<<<<

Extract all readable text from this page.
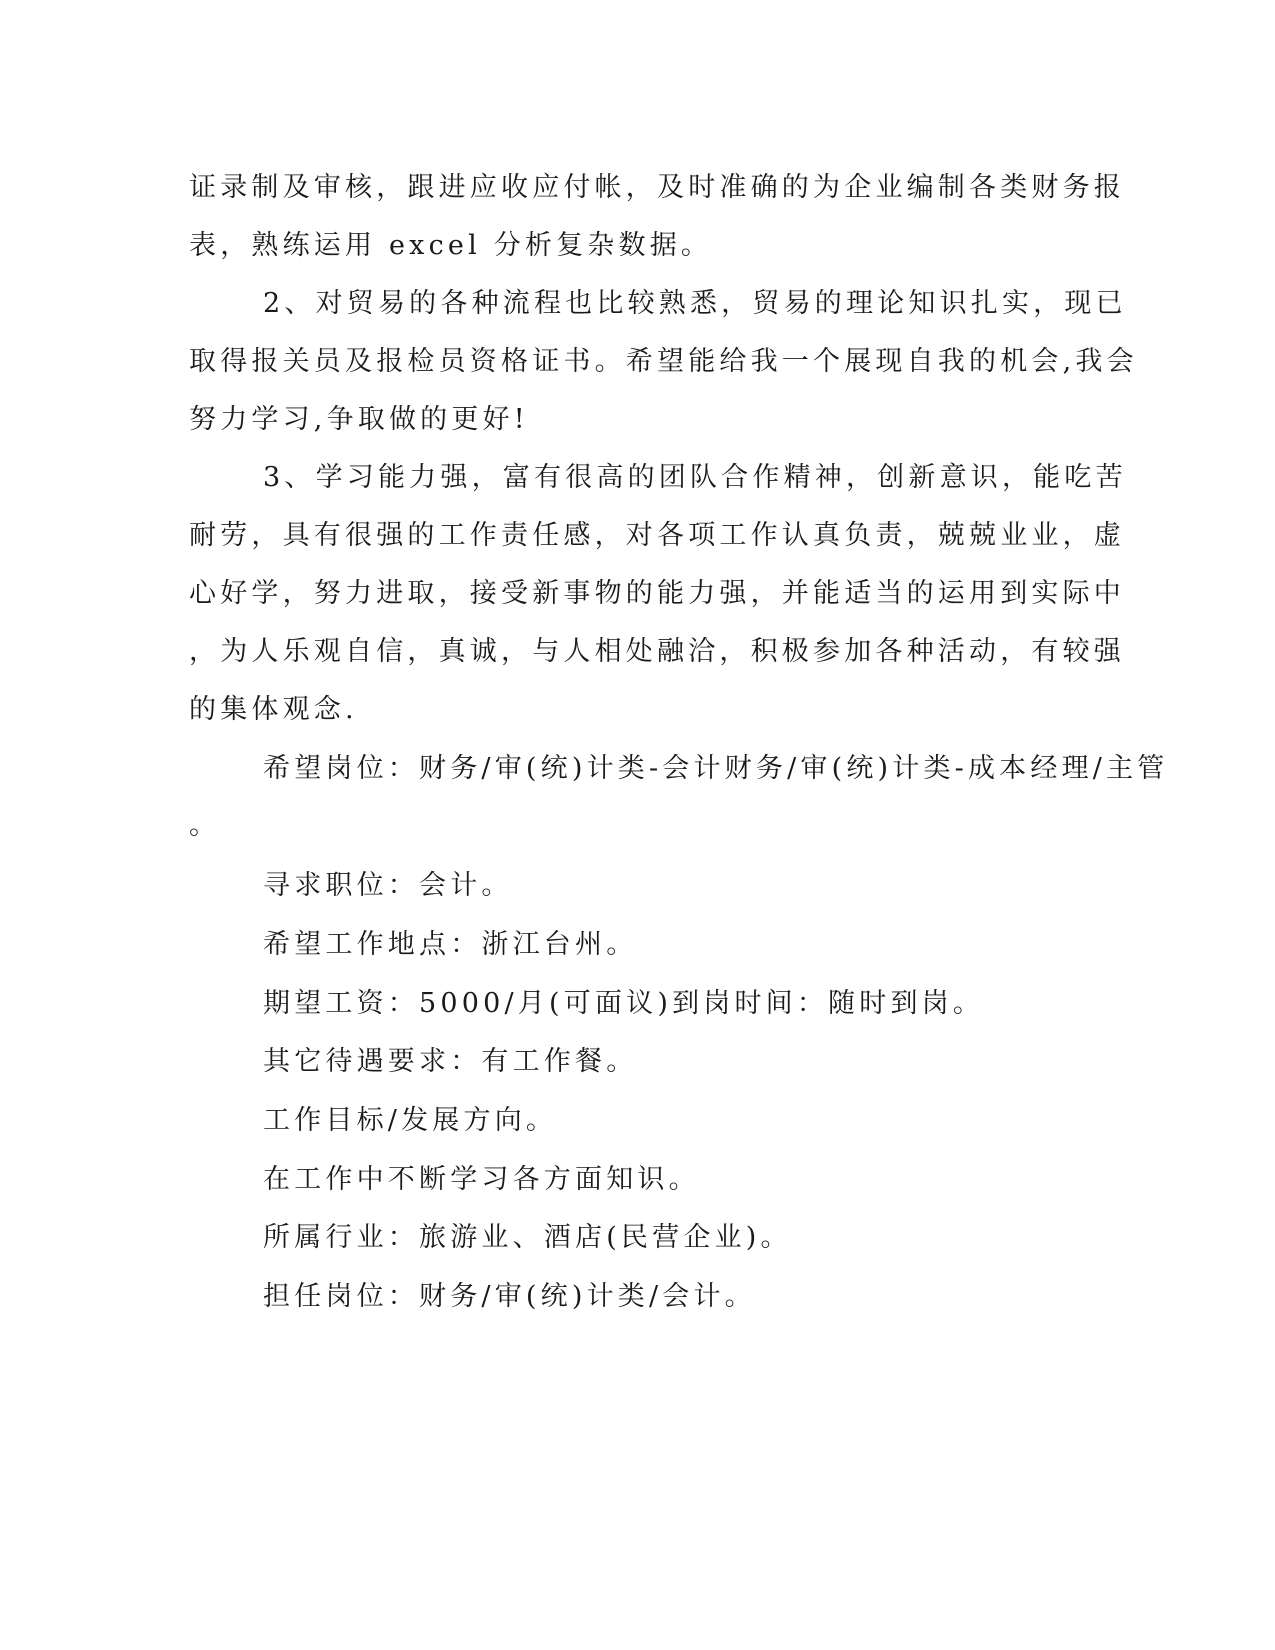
证录制及审核，跟进应收应付帐，及时准确的为企业编制各类财务报
表，熟练运用 excel 分析复杂数据。
2、对贸易的各种流程也比较熟悉，贸易的理论知识扎实，现已
取得报关员及报检员资格证书。希望能给我一个展现自我的机会,我会
努力学习,争取做的更好!
3、学习能力强，富有很高的团队合作精神，创新意识，能吃苦
耐劳，具有很强的工作责任感，对各项工作认真负责，兢兢业业，虚
心好学，努力进取，接受新事物的能力强，并能适当的运用到实际中
，为人乐观自信，真诚，与人相处融洽，积极参加各种活动，有较强
的集体观念.
希望岗位：财务/审(统)计类-会计财务/审(统)计类-成本经理/主管
。
寻求职位：会计。
希望工作地点：浙江台州。
期望工资：5000/月(可面议)到岗时间：随时到岗。
其它待遇要求：有工作餐。
工作目标/发展方向。
在工作中不断学习各方面知识。
所属行业：旅游业、酒店(民营企业)。
担任岗位：财务/审(统)计类/会计。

>>>>

**Aim:** Make an exact copy of the data, leaving its pictures out.

**Task response:**
Extract all readable text from this page.
证录制及审核，跟进应收应付帐，及时准确的为企业编制各类财务报
表，熟练运用 excel 分析复杂数据。
2、对贸易的各种流程也比较熟悉，贸易的理论知识扎实，现已
取得报关员及报检员资格证书。希望能给我一个展现自我的机会,我会
努力学习,争取做的更好!
3、学习能力强，富有很高的团队合作精神，创新意识，能吃苦
耐劳，具有很强的工作责任感，对各项工作认真负责，兢兢业业，虚
心好学，努力进取，接受新事物的能力强，并能适当的运用到实际中
，为人乐观自信，真诚，与人相处融洽，积极参加各种活动，有较强
的集体观念.
希望岗位：财务/审(统)计类-会计财务/审(统)计类-成本经理/主管
。
寻求职位：会计。
希望工作地点：浙江台州。
期望工资：5000/月(可面议)到岗时间：随时到岗。
其它待遇要求：有工作餐。
工作目标/发展方向。
在工作中不断学习各方面知识。
所属行业：旅游业、酒店(民营企业)。
担任岗位：财务/审(统)计类/会计。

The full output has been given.